The problem:
Can you give all the records again without altering a single character?

Working data:

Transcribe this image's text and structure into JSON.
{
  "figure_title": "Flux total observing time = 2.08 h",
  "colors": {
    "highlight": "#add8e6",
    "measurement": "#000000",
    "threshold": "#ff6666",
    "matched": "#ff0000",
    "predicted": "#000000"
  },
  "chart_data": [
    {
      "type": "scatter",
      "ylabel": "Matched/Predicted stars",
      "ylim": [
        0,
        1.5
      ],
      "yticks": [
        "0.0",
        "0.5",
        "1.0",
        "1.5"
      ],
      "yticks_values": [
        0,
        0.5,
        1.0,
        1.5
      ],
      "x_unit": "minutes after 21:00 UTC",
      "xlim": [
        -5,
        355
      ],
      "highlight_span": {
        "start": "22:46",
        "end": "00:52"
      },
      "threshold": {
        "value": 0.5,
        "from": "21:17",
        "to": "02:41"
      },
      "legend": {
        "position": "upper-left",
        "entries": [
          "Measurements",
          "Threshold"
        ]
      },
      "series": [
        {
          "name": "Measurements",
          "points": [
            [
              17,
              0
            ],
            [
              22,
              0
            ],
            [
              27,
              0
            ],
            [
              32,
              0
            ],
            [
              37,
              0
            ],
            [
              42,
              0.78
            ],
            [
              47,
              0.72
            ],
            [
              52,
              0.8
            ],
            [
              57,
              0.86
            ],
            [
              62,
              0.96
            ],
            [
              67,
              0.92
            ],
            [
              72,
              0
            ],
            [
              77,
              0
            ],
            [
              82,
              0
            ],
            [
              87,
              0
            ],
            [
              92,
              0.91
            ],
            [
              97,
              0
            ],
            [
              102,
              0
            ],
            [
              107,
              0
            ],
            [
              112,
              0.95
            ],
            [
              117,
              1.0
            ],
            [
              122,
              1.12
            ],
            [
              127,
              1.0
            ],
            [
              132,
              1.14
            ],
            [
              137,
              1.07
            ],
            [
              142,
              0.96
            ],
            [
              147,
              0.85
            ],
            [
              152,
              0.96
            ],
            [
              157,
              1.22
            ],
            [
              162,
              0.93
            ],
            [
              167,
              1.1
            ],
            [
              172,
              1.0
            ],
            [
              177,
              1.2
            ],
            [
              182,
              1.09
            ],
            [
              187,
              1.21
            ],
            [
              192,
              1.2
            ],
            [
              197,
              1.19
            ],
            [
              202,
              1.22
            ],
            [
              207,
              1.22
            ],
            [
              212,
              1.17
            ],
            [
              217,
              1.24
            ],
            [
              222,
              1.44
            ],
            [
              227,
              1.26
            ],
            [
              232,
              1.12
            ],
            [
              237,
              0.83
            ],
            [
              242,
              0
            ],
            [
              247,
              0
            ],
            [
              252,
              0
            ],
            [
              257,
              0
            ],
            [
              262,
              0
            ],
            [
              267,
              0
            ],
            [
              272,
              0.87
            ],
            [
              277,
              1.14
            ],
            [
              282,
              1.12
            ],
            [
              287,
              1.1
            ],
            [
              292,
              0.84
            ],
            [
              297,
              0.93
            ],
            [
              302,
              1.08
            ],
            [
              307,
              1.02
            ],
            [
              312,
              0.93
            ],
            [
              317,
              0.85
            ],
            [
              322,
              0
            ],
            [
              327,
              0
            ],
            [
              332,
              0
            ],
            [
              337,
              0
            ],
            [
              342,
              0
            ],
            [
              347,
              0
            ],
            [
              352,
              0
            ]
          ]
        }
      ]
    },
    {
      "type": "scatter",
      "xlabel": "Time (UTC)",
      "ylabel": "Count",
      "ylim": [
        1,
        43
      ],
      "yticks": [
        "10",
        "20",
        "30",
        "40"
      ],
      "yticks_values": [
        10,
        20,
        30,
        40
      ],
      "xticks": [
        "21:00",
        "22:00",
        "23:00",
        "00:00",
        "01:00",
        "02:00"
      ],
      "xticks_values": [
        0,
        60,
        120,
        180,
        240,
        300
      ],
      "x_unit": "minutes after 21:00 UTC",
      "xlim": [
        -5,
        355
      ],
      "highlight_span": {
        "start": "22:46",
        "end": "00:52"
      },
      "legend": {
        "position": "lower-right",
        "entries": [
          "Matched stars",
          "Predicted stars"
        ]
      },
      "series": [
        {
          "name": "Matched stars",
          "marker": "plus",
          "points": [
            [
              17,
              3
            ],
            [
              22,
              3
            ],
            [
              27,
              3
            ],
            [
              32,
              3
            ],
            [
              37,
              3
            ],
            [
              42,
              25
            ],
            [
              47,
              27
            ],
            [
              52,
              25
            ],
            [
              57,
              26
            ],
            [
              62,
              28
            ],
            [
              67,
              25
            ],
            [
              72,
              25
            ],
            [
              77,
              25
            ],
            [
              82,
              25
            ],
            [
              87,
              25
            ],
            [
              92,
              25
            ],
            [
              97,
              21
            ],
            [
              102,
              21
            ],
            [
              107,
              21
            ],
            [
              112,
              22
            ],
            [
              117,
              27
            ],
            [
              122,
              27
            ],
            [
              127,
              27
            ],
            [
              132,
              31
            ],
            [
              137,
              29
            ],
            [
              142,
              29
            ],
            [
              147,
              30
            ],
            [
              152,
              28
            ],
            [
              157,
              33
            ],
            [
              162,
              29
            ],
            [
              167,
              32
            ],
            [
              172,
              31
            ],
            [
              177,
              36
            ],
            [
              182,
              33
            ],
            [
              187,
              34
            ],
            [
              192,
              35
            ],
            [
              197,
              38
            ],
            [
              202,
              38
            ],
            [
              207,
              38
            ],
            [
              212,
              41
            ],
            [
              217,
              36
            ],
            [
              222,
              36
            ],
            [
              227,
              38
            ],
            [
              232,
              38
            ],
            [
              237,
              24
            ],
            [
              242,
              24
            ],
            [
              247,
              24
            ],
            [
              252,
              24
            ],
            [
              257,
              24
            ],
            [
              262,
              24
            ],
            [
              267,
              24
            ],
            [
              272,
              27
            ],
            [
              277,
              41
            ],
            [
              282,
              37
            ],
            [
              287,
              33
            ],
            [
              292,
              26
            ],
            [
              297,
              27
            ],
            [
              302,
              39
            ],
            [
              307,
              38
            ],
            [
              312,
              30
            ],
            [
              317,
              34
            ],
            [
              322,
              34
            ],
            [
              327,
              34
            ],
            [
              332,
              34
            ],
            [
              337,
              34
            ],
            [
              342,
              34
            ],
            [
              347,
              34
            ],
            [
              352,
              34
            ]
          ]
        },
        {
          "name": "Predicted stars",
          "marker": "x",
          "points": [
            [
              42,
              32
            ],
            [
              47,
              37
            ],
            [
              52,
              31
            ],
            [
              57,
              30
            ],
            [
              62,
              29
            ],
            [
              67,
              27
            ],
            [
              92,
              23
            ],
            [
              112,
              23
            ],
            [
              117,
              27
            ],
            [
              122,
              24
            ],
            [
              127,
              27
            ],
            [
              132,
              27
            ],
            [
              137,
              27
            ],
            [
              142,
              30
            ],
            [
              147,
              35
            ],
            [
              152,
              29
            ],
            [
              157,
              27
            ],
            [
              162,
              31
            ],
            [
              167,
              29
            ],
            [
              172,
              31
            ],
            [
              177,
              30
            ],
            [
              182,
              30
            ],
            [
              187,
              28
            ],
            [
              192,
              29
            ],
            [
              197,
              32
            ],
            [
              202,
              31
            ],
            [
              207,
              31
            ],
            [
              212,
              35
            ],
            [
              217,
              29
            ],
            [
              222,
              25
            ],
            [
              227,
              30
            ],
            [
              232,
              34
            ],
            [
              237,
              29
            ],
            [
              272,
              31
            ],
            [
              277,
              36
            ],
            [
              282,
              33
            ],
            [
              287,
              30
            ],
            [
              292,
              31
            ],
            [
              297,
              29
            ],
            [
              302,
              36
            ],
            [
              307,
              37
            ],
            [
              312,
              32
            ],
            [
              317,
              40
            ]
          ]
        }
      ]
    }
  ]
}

Finished answer:
Transcribe this image's text and structure into JSON.
{
  "figure_title": "Flux total observing time = 2.08 h",
  "colors": {
    "highlight": "#add8e6",
    "measurement": "#000000",
    "threshold": "#ff6666",
    "matched": "#ff0000",
    "predicted": "#000000"
  },
  "chart_data": [
    {
      "type": "scatter",
      "ylabel": "Matched/Predicted stars",
      "ylim": [
        0,
        1.5
      ],
      "yticks": [
        "0.0",
        "0.5",
        "1.0",
        "1.5"
      ],
      "yticks_values": [
        0,
        0.5,
        1.0,
        1.5
      ],
      "x_unit": "minutes after 21:00 UTC",
      "xlim": [
        -5,
        355
      ],
      "highlight_span": {
        "start": "22:46",
        "end": "00:52"
      },
      "threshold": {
        "value": 0.5,
        "from": "21:17",
        "to": "02:41"
      },
      "legend": {
        "position": "upper-left",
        "entries": [
          "Measurements",
          "Threshold"
        ]
      },
      "series": [
        {
          "name": "Measurements",
          "points": [
            [
              17,
              0
            ],
            [
              22,
              0
            ],
            [
              27,
              0
            ],
            [
              32,
              0
            ],
            [
              37,
              0
            ],
            [
              42,
              0.78
            ],
            [
              47,
              0.72
            ],
            [
              52,
              0.8
            ],
            [
              57,
              0.86
            ],
            [
              62,
              0.96
            ],
            [
              67,
              0.92
            ],
            [
              72,
              0
            ],
            [
              77,
              0
            ],
            [
              82,
              0
            ],
            [
              87,
              0
            ],
            [
              92,
              0.91
            ],
            [
              97,
              0
            ],
            [
              102,
              0
            ],
            [
              107,
              0
            ],
            [
              112,
              0.95
            ],
            [
              117,
              1.0
            ],
            [
              122,
              1.12
            ],
            [
              127,
              1.0
            ],
            [
              132,
              1.14
            ],
            [
              137,
              1.07
            ],
            [
              142,
              0.96
            ],
            [
              147,
              0.85
            ],
            [
              152,
              0.96
            ],
            [
              157,
              1.22
            ],
            [
              162,
              0.93
            ],
            [
              167,
              1.1
            ],
            [
              172,
              1.0
            ],
            [
              177,
              1.2
            ],
            [
              182,
              1.09
            ],
            [
              187,
              1.21
            ],
            [
              192,
              1.2
            ],
            [
              197,
              1.19
            ],
            [
              202,
              1.22
            ],
            [
              207,
              1.22
            ],
            [
              212,
              1.17
            ],
            [
              217,
              1.24
            ],
            [
              222,
              1.44
            ],
            [
              227,
              1.26
            ],
            [
              232,
              1.12
            ],
            [
              237,
              0.83
            ],
            [
              242,
              0
            ],
            [
              247,
              0
            ],
            [
              252,
              0
            ],
            [
              257,
              0
            ],
            [
              262,
              0
            ],
            [
              267,
              0
            ],
            [
              272,
              0.87
            ],
            [
              277,
              1.14
            ],
            [
              282,
              1.12
            ],
            [
              287,
              1.1
            ],
            [
              292,
              0.84
            ],
            [
              297,
              0.93
            ],
            [
              302,
              1.08
            ],
            [
              307,
              1.02
            ],
            [
              312,
              0.93
            ],
            [
              317,
              0.85
            ],
            [
              322,
              0
            ],
            [
              327,
              0
            ],
            [
              332,
              0
            ],
            [
              337,
              0
            ],
            [
              342,
              0
            ],
            [
              347,
              0
            ],
            [
              352,
              0
            ]
          ]
        }
      ]
    },
    {
      "type": "scatter",
      "xlabel": "Time (UTC)",
      "ylabel": "Count",
      "ylim": [
        1,
        43
      ],
      "yticks": [
        "10",
        "20",
        "30",
        "40"
      ],
      "yticks_values": [
        10,
        20,
        30,
        40
      ],
      "xticks": [
        "21:00",
        "22:00",
        "23:00",
        "00:00",
        "01:00",
        "02:00"
      ],
      "xticks_values": [
        0,
        60,
        120,
        180,
        240,
        300
      ],
      "x_unit": "minutes after 21:00 UTC",
      "xlim": [
        -5,
        355
      ],
      "highlight_span": {
        "start": "22:46",
        "end": "00:52"
      },
      "legend": {
        "position": "lower-right",
        "entries": [
          "Matched stars",
          "Predicted stars"
        ]
      },
      "series": [
        {
          "name": "Matched stars",
          "marker": "plus",
          "points": [
            [
              17,
              3
            ],
            [
              22,
              3
            ],
            [
              27,
              3
            ],
            [
              32,
              3
            ],
            [
              37,
              3
            ],
            [
              42,
              25
            ],
            [
              47,
              27
            ],
            [
              52,
              25
            ],
            [
              57,
              26
            ],
            [
              62,
              28
            ],
            [
              67,
              25
            ],
            [
              72,
              25
            ],
            [
              77,
              25
            ],
            [
              82,
              25
            ],
            [
              87,
              25
            ],
            [
              92,
              25
            ],
            [
              97,
              21
            ],
            [
              102,
              21
            ],
            [
              107,
              21
            ],
            [
              112,
              22
            ],
            [
              117,
              27
            ],
            [
              122,
              27
            ],
            [
              127,
              27
            ],
            [
              132,
              31
            ],
            [
              137,
              29
            ],
            [
              142,
              29
            ],
            [
              147,
              30
            ],
            [
              152,
              28
            ],
            [
              157,
              33
            ],
            [
              162,
              29
            ],
            [
              167,
              32
            ],
            [
              172,
              31
            ],
            [
              177,
              36
            ],
            [
              182,
              33
            ],
            [
              187,
              34
            ],
            [
              192,
              35
            ],
            [
              197,
              38
            ],
            [
              202,
              38
            ],
            [
              207,
              38
            ],
            [
              212,
              41
            ],
            [
              217,
              36
            ],
            [
              222,
              36
            ],
            [
              227,
              38
            ],
            [
              232,
              38
            ],
            [
              237,
              24
            ],
            [
              242,
              24
            ],
            [
              247,
              24
            ],
            [
              252,
              24
            ],
            [
              257,
              24
            ],
            [
              262,
              24
            ],
            [
              267,
              24
            ],
            [
              272,
              27
            ],
            [
              277,
              41
            ],
            [
              282,
              37
            ],
            [
              287,
              33
            ],
            [
              292,
              26
            ],
            [
              297,
              27
            ],
            [
              302,
              39
            ],
            [
              307,
              38
            ],
            [
              312,
              30
            ],
            [
              317,
              34
            ],
            [
              322,
              34
            ],
            [
              327,
              34
            ],
            [
              332,
              34
            ],
            [
              337,
              34
            ],
            [
              342,
              34
            ],
            [
              347,
              34
            ],
            [
              352,
              34
            ]
          ]
        },
        {
          "name": "Predicted stars",
          "marker": "x",
          "points": [
            [
              42,
              32
            ],
            [
              47,
              37
            ],
            [
              52,
              31
            ],
            [
              57,
              30
            ],
            [
              62,
              29
            ],
            [
              67,
              27
            ],
            [
              92,
              23
            ],
            [
              112,
              23
            ],
            [
              117,
              27
            ],
            [
              122,
              24
            ],
            [
              127,
              27
            ],
            [
              132,
              27
            ],
            [
              137,
              27
            ],
            [
              142,
              30
            ],
            [
              147,
              35
            ],
            [
              152,
              29
            ],
            [
              157,
              27
            ],
            [
              162,
              31
            ],
            [
              167,
              29
            ],
            [
              172,
              31
            ],
            [
              177,
              30
            ],
            [
              182,
              30
            ],
            [
              187,
              28
            ],
            [
              192,
              29
            ],
            [
              197,
              32
            ],
            [
              202,
              31
            ],
            [
              207,
              31
            ],
            [
              212,
              35
            ],
            [
              217,
              29
            ],
            [
              222,
              25
            ],
            [
              227,
              30
            ],
            [
              232,
              34
            ],
            [
              237,
              29
            ],
            [
              272,
              31
            ],
            [
              277,
              36
            ],
            [
              282,
              33
            ],
            [
              287,
              30
            ],
            [
              292,
              31
            ],
            [
              297,
              29
            ],
            [
              302,
              36
            ],
            [
              307,
              37
            ],
            [
              312,
              32
            ],
            [
              317,
              40
            ]
          ]
        }
      ]
    }
  ]
}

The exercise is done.